▸ **Set problem**
In your copy, leave out the pictures and repeat the entries below exactly.

[Start Listing]

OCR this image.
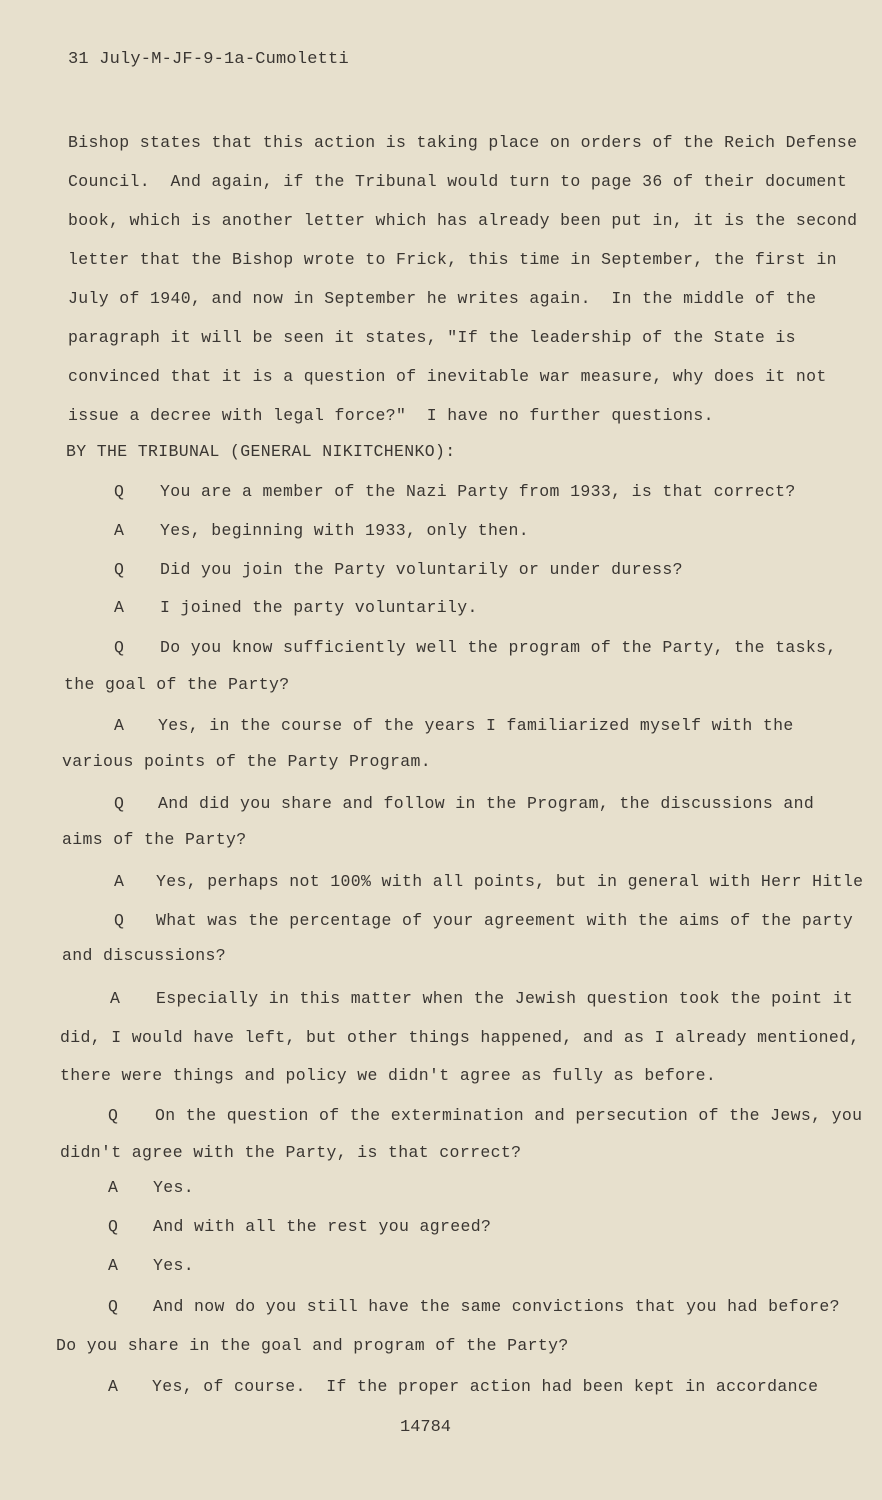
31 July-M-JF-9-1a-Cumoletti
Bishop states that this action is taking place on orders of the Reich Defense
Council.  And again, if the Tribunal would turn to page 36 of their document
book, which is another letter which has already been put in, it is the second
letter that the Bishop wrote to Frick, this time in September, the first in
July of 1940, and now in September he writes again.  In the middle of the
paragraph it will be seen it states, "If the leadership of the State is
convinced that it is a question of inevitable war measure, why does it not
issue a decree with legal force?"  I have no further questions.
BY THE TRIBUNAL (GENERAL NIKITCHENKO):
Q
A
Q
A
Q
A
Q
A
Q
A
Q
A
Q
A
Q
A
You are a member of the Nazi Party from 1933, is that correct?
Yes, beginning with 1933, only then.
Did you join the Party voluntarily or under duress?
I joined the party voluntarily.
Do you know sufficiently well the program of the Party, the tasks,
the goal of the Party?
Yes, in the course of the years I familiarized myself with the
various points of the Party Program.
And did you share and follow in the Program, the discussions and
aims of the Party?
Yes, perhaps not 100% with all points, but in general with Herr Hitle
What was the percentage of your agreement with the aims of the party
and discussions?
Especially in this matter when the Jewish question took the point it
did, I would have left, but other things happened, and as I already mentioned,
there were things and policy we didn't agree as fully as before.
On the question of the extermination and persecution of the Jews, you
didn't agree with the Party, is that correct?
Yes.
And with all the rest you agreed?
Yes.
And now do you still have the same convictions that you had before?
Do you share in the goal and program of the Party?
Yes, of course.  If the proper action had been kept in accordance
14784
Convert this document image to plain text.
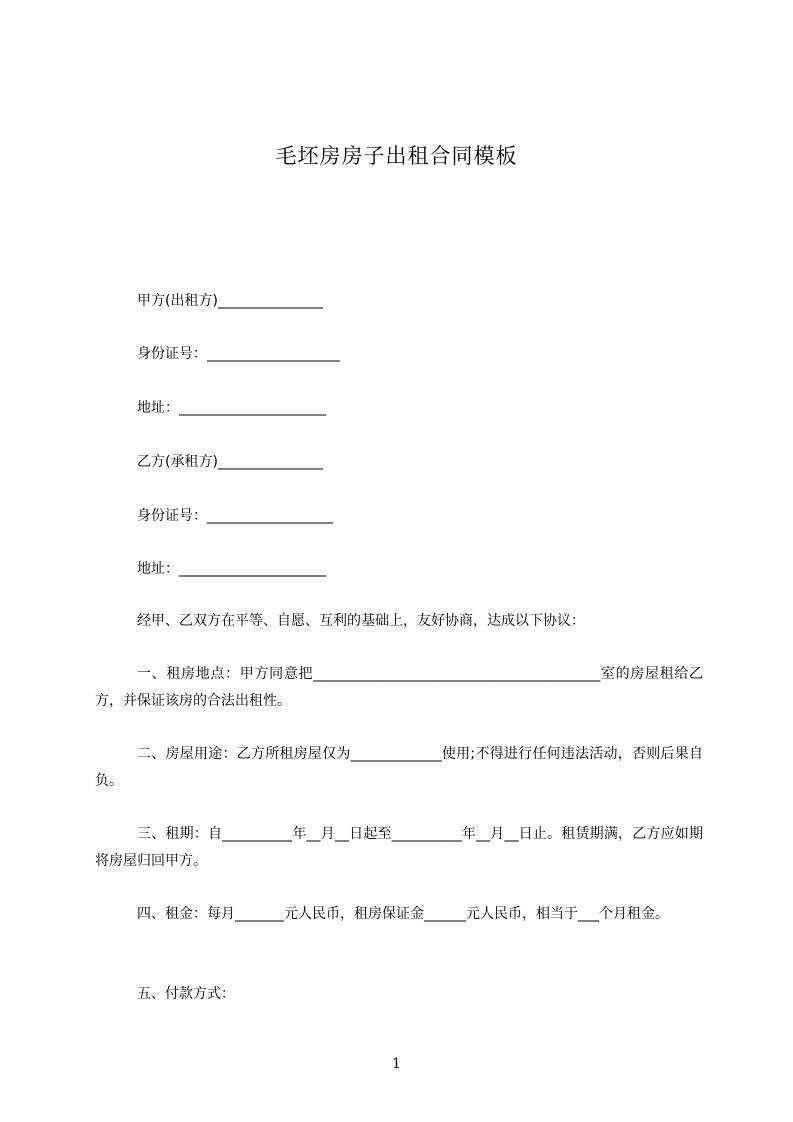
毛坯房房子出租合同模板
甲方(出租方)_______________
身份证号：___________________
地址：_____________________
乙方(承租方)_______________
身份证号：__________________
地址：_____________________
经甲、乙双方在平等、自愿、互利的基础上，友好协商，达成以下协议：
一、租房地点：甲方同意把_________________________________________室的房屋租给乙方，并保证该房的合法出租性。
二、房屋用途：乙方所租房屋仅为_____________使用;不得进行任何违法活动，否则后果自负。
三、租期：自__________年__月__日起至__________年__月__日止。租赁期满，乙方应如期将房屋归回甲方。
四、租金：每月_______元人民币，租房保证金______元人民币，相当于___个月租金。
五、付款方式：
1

[End Listing]

▸ **Answer to the problem**
OCR this image.
31 July-M-JF-9-1a-Cumoletti
Bishop states that this action is taking place on orders of the Reich Defense
Council.  And again, if the Tribunal would turn to page 36 of their document
book, which is another letter which has already been put in, it is the second
letter that the Bishop wrote to Frick, this time in September, the first in
July of 1940, and now in September he writes again.  In the middle of the
paragraph it will be seen it states, "If the leadership of the State is
convinced that it is a question of inevitable war measure, why does it not
issue a decree with legal force?"  I have no further questions.
BY THE TRIBUNAL (GENERAL NIKITCHENKO):
Q
A
Q
A
Q
A
Q
A
Q
A
Q
A
Q
A
Q
A
You are a member of the Nazi Party from 1933, is that correct?
Yes, beginning with 1933, only then.
Did you join the Party voluntarily or under duress?
I joined the party voluntarily.
Do you know sufficiently well the program of the Party, the tasks,
the goal of the Party?
Yes, in the course of the years I familiarized myself with the
various points of the Party Program.
And did you share and follow in the Program, the discussions and
aims of the Party?
Yes, perhaps not 100% with all points, but in general with Herr Hitle
What was the percentage of your agreement with the aims of the party
and discussions?
Especially in this matter when the Jewish question took the point it
did, I would have left, but other things happened, and as I already mentioned,
there were things and policy we didn't agree as fully as before.
On the question of the extermination and persecution of the Jews, you
didn't agree with the Party, is that correct?
Yes.
And with all the rest you agreed?
Yes.
And now do you still have the same convictions that you had before?
Do you share in the goal and program of the Party?
Yes, of course.  If the proper action had been kept in accordance
14784
Convert this document image to plain text.
毛坯房房子出租合同模板
甲方(出租方)_______________
身份证号：___________________
地址：_____________________
乙方(承租方)_______________
身份证号：__________________
地址：_____________________
经甲、乙双方在平等、自愿、互利的基础上，友好协商，达成以下协议：
一、租房地点：甲方同意把_________________________________________室的房屋租给乙方，并保证该房的合法出租性。
二、房屋用途：乙方所租房屋仅为_____________使用;不得进行任何违法活动，否则后果自负。
三、租期：自__________年__月__日起至__________年__月__日止。租赁期满，乙方应如期将房屋归回甲方。
四、租金：每月_______元人民币，租房保证金______元人民币，相当于___个月租金。
五、付款方式：
1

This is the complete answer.